Task brief: Each line that holds the word "this" counts once; give the total number of such lines and nothing else.

Entries provided:
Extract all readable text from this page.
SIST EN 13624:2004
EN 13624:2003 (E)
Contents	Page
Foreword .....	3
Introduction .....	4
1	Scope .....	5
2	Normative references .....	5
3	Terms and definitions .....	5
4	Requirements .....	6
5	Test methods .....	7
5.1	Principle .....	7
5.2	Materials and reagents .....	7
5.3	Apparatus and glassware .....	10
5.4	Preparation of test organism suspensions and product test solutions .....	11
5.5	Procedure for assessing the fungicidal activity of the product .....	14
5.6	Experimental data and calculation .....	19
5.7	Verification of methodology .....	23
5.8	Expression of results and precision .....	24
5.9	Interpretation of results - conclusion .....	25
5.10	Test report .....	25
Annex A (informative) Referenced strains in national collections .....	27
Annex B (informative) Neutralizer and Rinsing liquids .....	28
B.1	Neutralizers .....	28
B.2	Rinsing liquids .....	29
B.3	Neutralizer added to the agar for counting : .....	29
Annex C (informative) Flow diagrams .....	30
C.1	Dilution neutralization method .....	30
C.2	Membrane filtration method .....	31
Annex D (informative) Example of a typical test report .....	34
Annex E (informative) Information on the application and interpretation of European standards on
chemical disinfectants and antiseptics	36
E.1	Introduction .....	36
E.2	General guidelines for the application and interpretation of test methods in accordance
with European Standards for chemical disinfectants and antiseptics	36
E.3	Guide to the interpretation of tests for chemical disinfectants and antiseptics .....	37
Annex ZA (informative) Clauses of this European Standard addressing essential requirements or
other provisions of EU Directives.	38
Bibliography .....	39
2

Written solution: 2